## Dataset entries
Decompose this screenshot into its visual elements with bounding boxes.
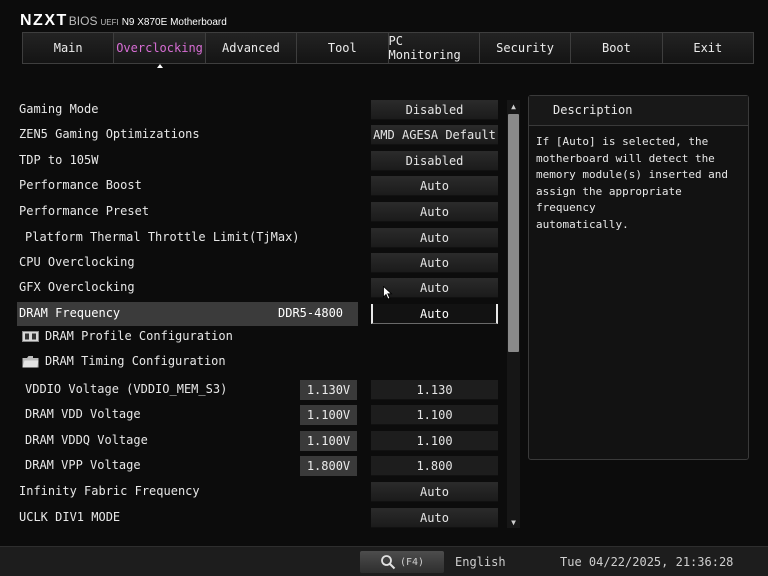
setting-value-button[interactable]: Auto bbox=[371, 228, 498, 248]
voltage-input[interactable]: 1.100 bbox=[371, 405, 498, 425]
setting-label: DRAM VPP Voltage bbox=[25, 458, 141, 472]
setting-row-uclk-div1-mode[interactable]: UCLK DIV1 MODE Auto bbox=[0, 508, 506, 530]
setting-label: DRAM VDDQ Voltage bbox=[25, 433, 148, 447]
setting-row-dram-vpp-voltage[interactable]: DRAM VPP Voltage 1.800V 1.800 bbox=[0, 456, 506, 478]
setting-row-dram-vdd-voltage[interactable]: DRAM VDD Voltage 1.100V 1.100 bbox=[0, 405, 506, 427]
tab-pc-monitoring[interactable]: PC Monitoring bbox=[388, 33, 480, 63]
voltage-input[interactable]: 1.130 bbox=[371, 380, 498, 400]
setting-label: Performance Preset bbox=[19, 204, 150, 218]
setting-row-dram-frequency[interactable]: DRAM Frequency DDR5-4800 Auto bbox=[0, 302, 506, 326]
setting-value-button[interactable]: Disabled bbox=[371, 151, 498, 171]
setting-row-cpu-overclocking[interactable]: CPU Overclocking Auto bbox=[0, 253, 506, 275]
setting-label: DRAM Frequency bbox=[19, 306, 121, 320]
setting-value-button[interactable]: Auto bbox=[371, 202, 498, 222]
setting-label: Performance Boost bbox=[19, 178, 142, 192]
tab-tool[interactable]: Tool bbox=[297, 33, 389, 63]
setting-row-gfx-overclocking[interactable]: GFX Overclocking Auto bbox=[0, 278, 506, 300]
setting-label: CPU Overclocking bbox=[19, 255, 135, 269]
setting-label: Infinity Fabric Frequency bbox=[19, 484, 200, 498]
tab-boot[interactable]: Boot bbox=[571, 33, 663, 63]
scroll-down-arrow-icon[interactable]: ▼ bbox=[507, 516, 520, 528]
description-line: automatically. bbox=[536, 217, 629, 231]
setting-label: Platform Thermal Throttle Limit(TjMax) bbox=[25, 230, 300, 244]
scroll-thumb[interactable] bbox=[508, 114, 519, 352]
status-footer: (F4) English Tue 04/22/2025, 21:36:28 bbox=[0, 546, 768, 576]
system-datetime: Tue 04/22/2025, 21:36:28 bbox=[560, 555, 734, 569]
setting-row-performance-boost[interactable]: Performance Boost Auto bbox=[0, 176, 506, 198]
current-voltage: 1.100V bbox=[300, 405, 357, 425]
mouse-cursor-icon bbox=[383, 286, 393, 300]
setting-value-button[interactable]: Auto bbox=[371, 482, 498, 502]
memory-module-icon bbox=[22, 331, 39, 342]
tab-overclocking[interactable]: Overclocking bbox=[114, 33, 206, 68]
description-panel: Description If [Auto] is selected, the m… bbox=[528, 95, 749, 460]
language-selector[interactable]: English bbox=[455, 555, 506, 569]
main-tab-bar: Main Overclocking Advanced Tool PC Monit… bbox=[22, 32, 754, 68]
brand-header: NZXTBIOS UEFI N9 X870E Motherboard bbox=[20, 10, 227, 30]
submenu-dram-timing-configuration[interactable]: DRAM Timing Configuration bbox=[0, 352, 506, 374]
tab-advanced[interactable]: Advanced bbox=[205, 33, 298, 63]
setting-label: UCLK DIV1 MODE bbox=[19, 510, 121, 524]
setting-value-button[interactable]: Auto bbox=[371, 508, 498, 528]
voltage-input[interactable]: 1.800 bbox=[371, 456, 498, 476]
motherboard-model: N9 X870E Motherboard bbox=[121, 17, 227, 28]
setting-row-tdp-105w[interactable]: TDP to 105W Disabled bbox=[0, 151, 506, 173]
setting-row-dram-vddq-voltage[interactable]: DRAM VDDQ Voltage 1.100V 1.100 bbox=[0, 431, 506, 453]
submenu-label: DRAM Profile Configuration bbox=[45, 329, 233, 343]
setting-label: TDP to 105W bbox=[19, 153, 99, 167]
uefi-label: UEFI bbox=[100, 18, 119, 27]
description-line: memory module(s) inserted and bbox=[536, 168, 729, 181]
voltage-input[interactable]: 1.100 bbox=[371, 431, 498, 451]
setting-value-button[interactable]: Auto bbox=[371, 304, 498, 324]
setting-row-vddio-voltage[interactable]: VDDIO Voltage (VDDIO_MEM_S3) 1.130V 1.13… bbox=[0, 380, 506, 402]
description-line: assign the appropriate frequency bbox=[536, 184, 682, 215]
setting-label: DRAM VDD Voltage bbox=[25, 407, 141, 421]
setting-value-button[interactable]: Disabled bbox=[371, 100, 498, 120]
setting-row-gaming-mode[interactable]: Gaming Mode Disabled bbox=[0, 100, 506, 122]
scroll-up-arrow-icon[interactable]: ▲ bbox=[507, 100, 520, 112]
setting-label: GFX Overclocking bbox=[19, 280, 135, 294]
setting-row-platform-thermal-throttle-limit[interactable]: Platform Thermal Throttle Limit(TjMax) A… bbox=[0, 228, 506, 250]
description-line: motherboard will detect the bbox=[536, 151, 715, 165]
setting-value-button[interactable]: Auto bbox=[371, 253, 498, 273]
setting-label: ZEN5 Gaming Optimizations bbox=[19, 127, 200, 141]
settings-list: Gaming Mode Disabled ZEN5 Gaming Optimiz… bbox=[0, 96, 506, 530]
bios-label: BIOS bbox=[68, 14, 98, 28]
setting-row-performance-preset[interactable]: Performance Preset Auto bbox=[0, 202, 506, 224]
description-text: If [Auto] is selected, the motherboard w… bbox=[529, 126, 748, 241]
tab-exit[interactable]: Exit bbox=[662, 33, 753, 63]
current-voltage: 1.100V bbox=[300, 431, 357, 451]
setting-label: Gaming Mode bbox=[19, 102, 99, 116]
description-line: If [Auto] is selected, the bbox=[536, 135, 709, 148]
setting-row-zen5-gaming-optimizations[interactable]: ZEN5 Gaming Optimizations AMD AGESA Defa… bbox=[0, 125, 506, 147]
search-icon bbox=[381, 555, 396, 570]
search-button[interactable]: (F4) bbox=[360, 551, 444, 573]
submenu-label: DRAM Timing Configuration bbox=[45, 354, 226, 368]
bios-screen: NZXTBIOS UEFI N9 X870E Motherboard Main Ov… bbox=[0, 0, 768, 576]
tab-main[interactable]: Main bbox=[23, 33, 115, 63]
search-hotkey: (F4) bbox=[399, 556, 425, 568]
tab-security[interactable]: Security bbox=[479, 33, 572, 63]
current-voltage: 1.130V bbox=[300, 380, 357, 400]
settings-scrollbar[interactable]: ▲ ▼ bbox=[507, 100, 520, 528]
current-voltage: 1.800V bbox=[300, 456, 357, 476]
setting-value-button[interactable]: AMD AGESA Default bbox=[371, 125, 498, 145]
submenu-dram-profile-configuration[interactable]: DRAM Profile Configuration bbox=[0, 327, 506, 349]
setting-value-button[interactable]: Auto bbox=[371, 176, 498, 196]
nzxt-logo: NZXT bbox=[20, 12, 68, 29]
description-title: Description bbox=[529, 96, 748, 126]
current-value: DDR5-4800 bbox=[278, 306, 344, 320]
setting-row-infinity-fabric-frequency[interactable]: Infinity Fabric Frequency Auto bbox=[0, 482, 506, 504]
folder-icon bbox=[22, 356, 39, 368]
setting-label: VDDIO Voltage (VDDIO_MEM_S3) bbox=[25, 382, 228, 396]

## What to produce
Copy out the stretch of entries from the line containing "228, 498, 248]" through the line containing "setting-row-dram-vpp-voltage[interactable]: DRAM VPP", substituting "Manual" for each occurrence of "Auto" and leaving everything else unchanged.

## Exercise output
setting-value-button[interactable]: Manual bbox=[371, 228, 498, 248]
voltage-input[interactable]: 1.100 bbox=[371, 405, 498, 425]
setting-label: DRAM VPP Voltage bbox=[25, 458, 141, 472]
setting-row-uclk-div1-mode[interactable]: UCLK DIV1 MODE Manual bbox=[0, 508, 506, 530]
setting-label: DRAM VDDQ Voltage bbox=[25, 433, 148, 447]
setting-row-dram-vpp-voltage[interactable]: DRAM VPP Voltage 1.800V 1.800 bbox=[0, 456, 506, 478]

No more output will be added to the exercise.